WORK INSTRUCTIONS: Count lines holding the string "icon" in the data that follows. Reply with one number only.

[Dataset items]
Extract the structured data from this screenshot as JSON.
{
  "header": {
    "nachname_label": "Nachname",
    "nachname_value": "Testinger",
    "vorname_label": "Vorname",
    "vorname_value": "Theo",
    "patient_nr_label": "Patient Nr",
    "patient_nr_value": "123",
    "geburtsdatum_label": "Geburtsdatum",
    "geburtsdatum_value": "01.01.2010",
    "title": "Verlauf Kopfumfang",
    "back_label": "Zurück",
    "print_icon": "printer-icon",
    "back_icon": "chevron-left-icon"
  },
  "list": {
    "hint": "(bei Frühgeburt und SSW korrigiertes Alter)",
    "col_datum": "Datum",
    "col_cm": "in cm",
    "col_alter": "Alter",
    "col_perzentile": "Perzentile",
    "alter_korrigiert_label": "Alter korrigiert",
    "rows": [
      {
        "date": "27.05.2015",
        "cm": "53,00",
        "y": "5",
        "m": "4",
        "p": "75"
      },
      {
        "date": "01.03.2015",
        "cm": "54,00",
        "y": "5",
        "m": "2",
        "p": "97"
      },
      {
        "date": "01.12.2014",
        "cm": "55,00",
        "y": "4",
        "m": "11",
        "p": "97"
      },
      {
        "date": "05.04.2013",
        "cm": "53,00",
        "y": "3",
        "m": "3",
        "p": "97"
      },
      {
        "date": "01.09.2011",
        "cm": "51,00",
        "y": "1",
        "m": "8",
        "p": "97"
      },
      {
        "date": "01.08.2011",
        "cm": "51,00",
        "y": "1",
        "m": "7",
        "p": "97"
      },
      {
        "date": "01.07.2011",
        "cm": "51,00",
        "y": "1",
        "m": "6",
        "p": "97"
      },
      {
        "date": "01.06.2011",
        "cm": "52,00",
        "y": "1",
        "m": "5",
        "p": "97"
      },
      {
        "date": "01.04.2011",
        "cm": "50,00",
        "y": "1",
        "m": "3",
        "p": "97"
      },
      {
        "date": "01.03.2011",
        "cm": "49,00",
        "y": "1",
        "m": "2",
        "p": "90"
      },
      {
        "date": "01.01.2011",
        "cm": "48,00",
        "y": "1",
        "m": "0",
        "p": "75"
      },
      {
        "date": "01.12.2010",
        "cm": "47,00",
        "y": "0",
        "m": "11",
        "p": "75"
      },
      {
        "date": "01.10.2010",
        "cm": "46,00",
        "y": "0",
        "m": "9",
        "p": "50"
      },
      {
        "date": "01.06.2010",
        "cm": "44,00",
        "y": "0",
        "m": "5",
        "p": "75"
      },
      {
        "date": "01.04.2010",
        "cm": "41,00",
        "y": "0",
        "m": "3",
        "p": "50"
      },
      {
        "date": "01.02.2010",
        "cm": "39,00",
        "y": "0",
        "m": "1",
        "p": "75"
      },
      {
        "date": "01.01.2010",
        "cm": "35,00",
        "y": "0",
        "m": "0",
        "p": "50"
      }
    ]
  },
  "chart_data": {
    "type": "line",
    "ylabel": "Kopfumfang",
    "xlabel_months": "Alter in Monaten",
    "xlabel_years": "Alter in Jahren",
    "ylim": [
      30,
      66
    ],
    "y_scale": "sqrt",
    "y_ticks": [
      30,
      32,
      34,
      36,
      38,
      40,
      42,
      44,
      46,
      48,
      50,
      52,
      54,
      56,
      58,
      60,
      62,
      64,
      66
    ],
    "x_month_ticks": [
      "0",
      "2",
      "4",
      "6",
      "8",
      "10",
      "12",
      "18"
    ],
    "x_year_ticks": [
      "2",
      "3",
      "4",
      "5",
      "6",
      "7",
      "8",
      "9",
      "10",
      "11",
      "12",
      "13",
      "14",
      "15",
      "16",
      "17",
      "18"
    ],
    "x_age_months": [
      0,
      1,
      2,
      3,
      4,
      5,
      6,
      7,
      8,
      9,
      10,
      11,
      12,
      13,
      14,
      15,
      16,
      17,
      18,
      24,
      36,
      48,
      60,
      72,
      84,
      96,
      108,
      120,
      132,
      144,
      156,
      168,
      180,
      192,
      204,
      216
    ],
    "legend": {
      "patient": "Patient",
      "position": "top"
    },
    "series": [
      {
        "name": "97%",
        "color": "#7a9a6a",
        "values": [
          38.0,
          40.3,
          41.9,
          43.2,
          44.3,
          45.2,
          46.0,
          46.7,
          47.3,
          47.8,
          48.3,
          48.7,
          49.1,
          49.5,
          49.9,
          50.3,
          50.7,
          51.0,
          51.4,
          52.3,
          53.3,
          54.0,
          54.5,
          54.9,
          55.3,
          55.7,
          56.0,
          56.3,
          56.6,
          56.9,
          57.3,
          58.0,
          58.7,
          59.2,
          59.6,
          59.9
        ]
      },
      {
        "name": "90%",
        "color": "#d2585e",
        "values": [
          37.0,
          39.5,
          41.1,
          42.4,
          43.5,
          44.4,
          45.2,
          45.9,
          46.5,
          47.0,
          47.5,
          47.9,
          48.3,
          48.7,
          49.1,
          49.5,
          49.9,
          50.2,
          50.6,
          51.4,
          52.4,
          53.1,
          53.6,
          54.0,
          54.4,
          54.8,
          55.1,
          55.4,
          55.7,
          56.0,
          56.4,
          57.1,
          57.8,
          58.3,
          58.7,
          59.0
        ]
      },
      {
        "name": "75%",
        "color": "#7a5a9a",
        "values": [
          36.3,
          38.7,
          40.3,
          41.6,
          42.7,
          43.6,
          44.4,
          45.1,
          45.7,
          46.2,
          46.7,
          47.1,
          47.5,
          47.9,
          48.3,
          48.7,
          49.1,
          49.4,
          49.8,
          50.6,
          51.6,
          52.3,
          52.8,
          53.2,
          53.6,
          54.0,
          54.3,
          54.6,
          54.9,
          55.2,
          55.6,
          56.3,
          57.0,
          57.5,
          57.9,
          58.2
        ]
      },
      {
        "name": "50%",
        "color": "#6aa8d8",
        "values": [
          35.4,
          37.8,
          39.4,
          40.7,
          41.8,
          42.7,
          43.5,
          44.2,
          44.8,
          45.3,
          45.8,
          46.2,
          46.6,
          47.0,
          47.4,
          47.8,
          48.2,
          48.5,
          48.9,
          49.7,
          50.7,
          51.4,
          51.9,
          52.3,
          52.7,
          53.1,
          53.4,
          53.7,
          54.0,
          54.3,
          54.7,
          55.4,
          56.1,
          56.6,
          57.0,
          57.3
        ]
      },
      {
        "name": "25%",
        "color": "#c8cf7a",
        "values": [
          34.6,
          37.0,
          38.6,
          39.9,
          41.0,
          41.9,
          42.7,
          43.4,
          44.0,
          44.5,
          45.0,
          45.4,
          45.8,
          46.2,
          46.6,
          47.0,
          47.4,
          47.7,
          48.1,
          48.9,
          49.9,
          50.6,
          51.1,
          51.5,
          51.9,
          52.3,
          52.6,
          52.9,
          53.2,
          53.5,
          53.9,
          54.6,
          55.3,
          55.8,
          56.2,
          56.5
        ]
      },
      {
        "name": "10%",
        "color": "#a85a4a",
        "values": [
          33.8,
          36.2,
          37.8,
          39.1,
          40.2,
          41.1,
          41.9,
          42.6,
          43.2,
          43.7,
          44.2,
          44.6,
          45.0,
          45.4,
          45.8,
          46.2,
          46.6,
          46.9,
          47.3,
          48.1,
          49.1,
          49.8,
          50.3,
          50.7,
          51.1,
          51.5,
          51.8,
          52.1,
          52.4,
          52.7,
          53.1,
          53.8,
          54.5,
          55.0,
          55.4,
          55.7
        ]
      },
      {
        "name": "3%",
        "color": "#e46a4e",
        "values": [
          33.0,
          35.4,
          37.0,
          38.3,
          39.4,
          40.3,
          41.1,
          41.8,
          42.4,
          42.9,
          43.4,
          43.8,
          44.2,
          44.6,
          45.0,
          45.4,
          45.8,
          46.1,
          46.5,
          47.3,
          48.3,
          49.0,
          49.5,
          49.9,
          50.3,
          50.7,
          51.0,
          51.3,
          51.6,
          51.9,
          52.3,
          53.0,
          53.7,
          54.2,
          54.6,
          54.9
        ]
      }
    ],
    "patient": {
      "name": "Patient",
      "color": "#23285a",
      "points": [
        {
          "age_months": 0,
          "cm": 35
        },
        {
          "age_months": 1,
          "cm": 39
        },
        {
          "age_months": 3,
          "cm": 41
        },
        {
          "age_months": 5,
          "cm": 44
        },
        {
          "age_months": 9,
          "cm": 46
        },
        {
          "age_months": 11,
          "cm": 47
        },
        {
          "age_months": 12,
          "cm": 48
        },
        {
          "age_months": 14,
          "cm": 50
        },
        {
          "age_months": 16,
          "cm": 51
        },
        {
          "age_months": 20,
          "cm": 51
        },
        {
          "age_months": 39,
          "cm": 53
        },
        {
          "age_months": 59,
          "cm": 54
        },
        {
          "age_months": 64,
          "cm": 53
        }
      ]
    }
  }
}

RESULT: 2